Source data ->
════════

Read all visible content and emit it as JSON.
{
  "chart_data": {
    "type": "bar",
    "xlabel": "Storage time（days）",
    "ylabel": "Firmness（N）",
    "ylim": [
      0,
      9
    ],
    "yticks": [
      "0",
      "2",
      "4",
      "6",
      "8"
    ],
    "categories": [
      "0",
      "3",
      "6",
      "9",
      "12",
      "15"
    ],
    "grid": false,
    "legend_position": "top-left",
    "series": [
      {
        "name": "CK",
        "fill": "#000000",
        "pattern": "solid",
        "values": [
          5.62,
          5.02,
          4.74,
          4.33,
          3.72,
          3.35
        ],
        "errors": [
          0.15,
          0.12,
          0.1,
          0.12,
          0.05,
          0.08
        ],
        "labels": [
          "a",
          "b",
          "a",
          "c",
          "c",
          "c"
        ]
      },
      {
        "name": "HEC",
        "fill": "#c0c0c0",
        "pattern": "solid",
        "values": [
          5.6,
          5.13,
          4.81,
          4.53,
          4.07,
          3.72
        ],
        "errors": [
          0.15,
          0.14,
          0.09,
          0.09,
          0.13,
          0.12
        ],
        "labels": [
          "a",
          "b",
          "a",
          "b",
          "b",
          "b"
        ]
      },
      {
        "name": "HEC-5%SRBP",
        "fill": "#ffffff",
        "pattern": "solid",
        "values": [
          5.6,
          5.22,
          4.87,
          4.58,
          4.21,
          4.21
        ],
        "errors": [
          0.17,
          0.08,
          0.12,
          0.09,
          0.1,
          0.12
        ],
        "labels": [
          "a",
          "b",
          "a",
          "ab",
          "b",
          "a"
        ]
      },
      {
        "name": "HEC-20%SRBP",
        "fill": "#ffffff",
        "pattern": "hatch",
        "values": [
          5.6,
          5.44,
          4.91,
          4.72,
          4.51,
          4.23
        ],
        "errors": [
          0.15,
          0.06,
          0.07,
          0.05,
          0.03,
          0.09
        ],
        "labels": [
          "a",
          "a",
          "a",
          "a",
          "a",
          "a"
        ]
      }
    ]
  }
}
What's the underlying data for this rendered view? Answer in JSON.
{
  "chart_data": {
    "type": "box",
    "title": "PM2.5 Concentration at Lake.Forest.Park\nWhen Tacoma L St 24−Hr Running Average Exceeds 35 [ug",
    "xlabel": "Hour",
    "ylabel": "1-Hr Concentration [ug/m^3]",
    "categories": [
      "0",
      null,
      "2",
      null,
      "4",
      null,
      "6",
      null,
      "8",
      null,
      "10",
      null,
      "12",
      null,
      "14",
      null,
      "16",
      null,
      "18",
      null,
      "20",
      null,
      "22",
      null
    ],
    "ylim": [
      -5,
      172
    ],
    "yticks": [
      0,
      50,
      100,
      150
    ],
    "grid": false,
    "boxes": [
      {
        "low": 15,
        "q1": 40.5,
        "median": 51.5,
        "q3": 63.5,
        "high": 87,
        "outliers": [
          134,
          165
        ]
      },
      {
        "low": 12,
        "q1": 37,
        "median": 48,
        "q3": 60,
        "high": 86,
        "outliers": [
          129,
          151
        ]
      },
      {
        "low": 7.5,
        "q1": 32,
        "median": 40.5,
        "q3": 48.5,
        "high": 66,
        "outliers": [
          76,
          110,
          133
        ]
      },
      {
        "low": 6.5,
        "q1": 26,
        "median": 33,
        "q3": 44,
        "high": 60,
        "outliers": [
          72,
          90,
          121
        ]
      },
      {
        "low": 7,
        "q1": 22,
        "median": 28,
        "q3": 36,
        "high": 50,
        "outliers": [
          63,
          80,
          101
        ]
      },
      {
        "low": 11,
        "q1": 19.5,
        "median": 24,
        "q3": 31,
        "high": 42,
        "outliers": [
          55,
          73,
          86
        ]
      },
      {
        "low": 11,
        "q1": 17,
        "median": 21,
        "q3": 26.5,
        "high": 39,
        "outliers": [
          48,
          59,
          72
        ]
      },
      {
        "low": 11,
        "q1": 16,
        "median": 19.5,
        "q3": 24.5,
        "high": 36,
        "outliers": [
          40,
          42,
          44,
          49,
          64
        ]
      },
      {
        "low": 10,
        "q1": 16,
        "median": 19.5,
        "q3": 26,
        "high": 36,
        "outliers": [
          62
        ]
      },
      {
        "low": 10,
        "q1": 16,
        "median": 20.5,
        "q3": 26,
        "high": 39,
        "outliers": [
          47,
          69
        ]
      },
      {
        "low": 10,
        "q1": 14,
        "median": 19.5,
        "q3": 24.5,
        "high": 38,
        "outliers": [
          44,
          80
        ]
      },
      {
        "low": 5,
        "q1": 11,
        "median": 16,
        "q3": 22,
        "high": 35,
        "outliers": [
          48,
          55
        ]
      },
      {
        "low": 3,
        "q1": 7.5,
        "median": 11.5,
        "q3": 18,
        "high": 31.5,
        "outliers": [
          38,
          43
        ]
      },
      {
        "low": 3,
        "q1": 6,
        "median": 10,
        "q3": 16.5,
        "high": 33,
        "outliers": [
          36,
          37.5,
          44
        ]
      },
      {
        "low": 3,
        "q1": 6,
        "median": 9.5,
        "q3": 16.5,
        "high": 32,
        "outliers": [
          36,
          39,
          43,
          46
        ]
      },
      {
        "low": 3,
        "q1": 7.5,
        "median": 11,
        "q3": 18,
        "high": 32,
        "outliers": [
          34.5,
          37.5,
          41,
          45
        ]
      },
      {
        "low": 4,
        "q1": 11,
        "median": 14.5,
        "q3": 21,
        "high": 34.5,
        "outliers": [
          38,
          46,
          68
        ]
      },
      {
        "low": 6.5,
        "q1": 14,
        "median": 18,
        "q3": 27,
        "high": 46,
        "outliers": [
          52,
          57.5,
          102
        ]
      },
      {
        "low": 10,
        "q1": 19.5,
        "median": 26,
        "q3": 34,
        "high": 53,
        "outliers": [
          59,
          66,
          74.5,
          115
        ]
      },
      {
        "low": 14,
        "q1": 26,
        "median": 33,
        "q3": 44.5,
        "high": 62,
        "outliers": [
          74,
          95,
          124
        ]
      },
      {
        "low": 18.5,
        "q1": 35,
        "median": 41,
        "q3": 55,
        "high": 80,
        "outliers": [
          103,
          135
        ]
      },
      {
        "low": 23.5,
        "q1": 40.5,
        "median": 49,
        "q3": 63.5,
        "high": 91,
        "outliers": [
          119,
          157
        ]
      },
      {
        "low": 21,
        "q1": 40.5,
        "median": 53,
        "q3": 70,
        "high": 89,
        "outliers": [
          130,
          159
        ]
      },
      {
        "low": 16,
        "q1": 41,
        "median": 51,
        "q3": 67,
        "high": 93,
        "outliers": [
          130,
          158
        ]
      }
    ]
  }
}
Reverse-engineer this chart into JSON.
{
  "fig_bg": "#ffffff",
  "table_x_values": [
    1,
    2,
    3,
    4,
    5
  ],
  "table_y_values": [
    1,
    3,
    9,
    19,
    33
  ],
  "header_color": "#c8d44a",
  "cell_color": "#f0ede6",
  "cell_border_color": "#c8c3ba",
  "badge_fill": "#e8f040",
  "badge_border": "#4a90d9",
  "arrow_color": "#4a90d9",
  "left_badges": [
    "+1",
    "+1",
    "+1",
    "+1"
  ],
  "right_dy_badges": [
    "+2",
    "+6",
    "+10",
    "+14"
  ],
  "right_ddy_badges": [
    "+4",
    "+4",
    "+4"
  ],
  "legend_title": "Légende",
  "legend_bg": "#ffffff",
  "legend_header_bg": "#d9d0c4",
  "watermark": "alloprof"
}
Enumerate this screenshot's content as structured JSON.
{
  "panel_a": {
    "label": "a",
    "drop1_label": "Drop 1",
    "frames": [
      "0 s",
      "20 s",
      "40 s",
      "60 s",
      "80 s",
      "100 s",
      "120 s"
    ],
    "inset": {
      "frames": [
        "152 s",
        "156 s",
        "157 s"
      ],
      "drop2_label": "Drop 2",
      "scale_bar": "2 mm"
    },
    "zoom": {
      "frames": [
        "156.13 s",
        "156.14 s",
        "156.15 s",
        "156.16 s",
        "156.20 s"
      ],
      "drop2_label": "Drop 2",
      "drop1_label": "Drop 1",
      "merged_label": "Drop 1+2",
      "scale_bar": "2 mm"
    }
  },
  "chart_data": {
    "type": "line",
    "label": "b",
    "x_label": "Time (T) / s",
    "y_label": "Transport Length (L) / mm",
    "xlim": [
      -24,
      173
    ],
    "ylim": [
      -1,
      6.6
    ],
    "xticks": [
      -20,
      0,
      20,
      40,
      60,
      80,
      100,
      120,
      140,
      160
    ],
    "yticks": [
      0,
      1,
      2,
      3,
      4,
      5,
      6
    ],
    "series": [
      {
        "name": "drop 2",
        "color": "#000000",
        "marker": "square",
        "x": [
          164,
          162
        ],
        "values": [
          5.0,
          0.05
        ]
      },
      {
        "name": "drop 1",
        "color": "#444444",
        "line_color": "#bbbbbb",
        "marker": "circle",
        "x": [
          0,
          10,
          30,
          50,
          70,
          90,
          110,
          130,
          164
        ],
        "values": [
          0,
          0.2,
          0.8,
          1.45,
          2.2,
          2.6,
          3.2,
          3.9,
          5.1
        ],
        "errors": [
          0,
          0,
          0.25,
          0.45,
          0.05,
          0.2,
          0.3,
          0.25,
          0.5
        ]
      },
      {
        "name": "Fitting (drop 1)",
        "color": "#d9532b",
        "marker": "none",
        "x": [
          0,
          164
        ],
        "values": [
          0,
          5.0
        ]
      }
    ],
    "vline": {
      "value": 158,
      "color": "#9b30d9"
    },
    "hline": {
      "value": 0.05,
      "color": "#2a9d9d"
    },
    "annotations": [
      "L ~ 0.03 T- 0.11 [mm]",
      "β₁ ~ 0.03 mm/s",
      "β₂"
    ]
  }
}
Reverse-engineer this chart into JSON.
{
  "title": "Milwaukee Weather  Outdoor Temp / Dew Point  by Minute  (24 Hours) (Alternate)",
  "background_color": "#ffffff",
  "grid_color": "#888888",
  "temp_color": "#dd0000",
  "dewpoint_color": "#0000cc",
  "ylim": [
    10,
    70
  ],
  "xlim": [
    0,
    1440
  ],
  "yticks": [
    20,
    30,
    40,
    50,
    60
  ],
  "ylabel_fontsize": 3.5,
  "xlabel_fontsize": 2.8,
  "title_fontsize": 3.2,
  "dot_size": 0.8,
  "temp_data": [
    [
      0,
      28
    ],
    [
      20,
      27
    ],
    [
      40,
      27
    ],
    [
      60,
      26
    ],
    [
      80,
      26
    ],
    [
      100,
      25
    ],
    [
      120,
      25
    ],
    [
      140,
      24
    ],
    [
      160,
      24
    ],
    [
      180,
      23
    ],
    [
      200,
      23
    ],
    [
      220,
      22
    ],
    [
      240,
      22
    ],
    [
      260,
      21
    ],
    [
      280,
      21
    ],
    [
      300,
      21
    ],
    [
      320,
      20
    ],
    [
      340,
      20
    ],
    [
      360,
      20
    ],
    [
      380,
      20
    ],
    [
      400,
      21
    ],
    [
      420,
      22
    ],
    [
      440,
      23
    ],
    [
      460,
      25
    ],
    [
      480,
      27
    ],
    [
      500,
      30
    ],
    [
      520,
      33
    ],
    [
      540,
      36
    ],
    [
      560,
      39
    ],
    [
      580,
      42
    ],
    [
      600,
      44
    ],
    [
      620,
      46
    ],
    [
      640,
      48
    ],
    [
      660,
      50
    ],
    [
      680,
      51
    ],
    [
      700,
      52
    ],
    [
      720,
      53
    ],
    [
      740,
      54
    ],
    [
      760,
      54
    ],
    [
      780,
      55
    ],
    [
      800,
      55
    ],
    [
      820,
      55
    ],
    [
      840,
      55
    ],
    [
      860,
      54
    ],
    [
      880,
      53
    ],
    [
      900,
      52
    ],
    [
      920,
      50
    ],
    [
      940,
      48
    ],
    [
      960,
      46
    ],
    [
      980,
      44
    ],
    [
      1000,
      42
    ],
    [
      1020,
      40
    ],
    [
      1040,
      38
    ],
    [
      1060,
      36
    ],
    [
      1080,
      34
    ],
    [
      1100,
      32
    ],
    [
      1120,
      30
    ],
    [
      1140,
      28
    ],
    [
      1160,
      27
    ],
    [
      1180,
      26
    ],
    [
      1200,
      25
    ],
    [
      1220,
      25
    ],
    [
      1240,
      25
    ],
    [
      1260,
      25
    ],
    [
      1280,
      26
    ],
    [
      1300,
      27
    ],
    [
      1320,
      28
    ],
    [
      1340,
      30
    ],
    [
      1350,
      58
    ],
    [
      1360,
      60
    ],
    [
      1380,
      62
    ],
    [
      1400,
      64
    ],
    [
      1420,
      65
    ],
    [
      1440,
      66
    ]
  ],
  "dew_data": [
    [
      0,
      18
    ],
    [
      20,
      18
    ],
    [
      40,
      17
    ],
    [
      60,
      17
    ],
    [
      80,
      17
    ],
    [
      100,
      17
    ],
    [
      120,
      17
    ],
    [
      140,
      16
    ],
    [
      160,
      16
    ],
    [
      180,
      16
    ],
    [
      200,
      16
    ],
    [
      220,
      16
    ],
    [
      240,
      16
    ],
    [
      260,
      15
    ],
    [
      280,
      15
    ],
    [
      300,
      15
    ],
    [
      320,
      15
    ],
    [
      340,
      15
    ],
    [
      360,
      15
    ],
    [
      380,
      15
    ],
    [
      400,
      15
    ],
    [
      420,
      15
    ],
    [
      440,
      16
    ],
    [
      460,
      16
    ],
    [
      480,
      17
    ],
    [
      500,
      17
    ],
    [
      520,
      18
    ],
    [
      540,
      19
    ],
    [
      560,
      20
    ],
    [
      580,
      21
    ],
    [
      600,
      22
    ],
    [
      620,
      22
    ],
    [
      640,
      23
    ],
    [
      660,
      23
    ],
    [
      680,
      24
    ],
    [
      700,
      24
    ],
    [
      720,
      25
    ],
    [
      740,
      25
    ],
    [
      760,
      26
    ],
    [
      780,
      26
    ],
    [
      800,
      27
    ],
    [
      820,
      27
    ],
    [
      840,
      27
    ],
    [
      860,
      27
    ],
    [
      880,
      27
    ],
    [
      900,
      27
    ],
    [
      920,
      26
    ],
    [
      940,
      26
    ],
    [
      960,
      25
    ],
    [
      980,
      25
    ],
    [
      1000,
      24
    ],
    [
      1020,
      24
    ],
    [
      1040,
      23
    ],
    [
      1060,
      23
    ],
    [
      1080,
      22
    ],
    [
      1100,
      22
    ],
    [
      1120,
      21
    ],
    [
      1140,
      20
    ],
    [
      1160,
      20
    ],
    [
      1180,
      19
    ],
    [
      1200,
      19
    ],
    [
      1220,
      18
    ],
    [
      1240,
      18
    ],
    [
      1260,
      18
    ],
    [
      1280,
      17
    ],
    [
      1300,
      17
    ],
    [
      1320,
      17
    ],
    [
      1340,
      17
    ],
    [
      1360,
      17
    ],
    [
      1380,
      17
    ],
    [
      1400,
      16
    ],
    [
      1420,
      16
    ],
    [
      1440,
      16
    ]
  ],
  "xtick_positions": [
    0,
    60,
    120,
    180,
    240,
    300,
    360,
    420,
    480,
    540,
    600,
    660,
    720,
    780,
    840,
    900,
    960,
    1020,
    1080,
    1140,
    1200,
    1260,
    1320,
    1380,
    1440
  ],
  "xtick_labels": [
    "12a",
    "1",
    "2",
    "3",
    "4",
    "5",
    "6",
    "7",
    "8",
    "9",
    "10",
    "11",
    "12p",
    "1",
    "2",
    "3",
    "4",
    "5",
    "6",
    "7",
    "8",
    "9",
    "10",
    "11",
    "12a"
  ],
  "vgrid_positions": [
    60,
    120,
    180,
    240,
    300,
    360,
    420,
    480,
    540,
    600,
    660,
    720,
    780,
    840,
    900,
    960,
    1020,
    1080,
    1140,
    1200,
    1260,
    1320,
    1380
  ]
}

════════

Short exercise -> Each line holding "content" must be found and copied.

Answer to the problem ->
Read all visible content and emit it as JSON.
Enumerate this screenshot's content as structured JSON.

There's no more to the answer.